_OBJECTIVE_
Copy, from the entries below, each line where the word "Reviews" can be found.

-------- RECORDED INFORMATION --------

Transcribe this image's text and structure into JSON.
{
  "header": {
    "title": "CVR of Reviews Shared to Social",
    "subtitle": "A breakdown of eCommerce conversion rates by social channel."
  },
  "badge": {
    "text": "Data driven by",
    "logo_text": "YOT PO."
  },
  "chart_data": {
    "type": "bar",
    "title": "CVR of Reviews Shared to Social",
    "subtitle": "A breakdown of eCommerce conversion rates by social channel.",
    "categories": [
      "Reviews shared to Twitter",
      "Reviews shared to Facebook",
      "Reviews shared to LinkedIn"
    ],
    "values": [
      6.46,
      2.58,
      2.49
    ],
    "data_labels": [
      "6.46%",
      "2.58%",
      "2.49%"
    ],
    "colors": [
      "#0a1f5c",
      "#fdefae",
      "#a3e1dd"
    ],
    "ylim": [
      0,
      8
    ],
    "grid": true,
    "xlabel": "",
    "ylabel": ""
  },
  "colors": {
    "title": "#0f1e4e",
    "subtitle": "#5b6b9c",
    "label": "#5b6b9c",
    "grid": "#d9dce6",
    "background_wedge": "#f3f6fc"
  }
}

--------

_WRITTEN SOLUTION_
    "title": "CVR of Reviews Shared to Social",
    "title": "CVR of Reviews Shared to Social",
      "Reviews shared to Twitter",
      "Reviews shared to Facebook",
      "Reviews shared to LinkedIn"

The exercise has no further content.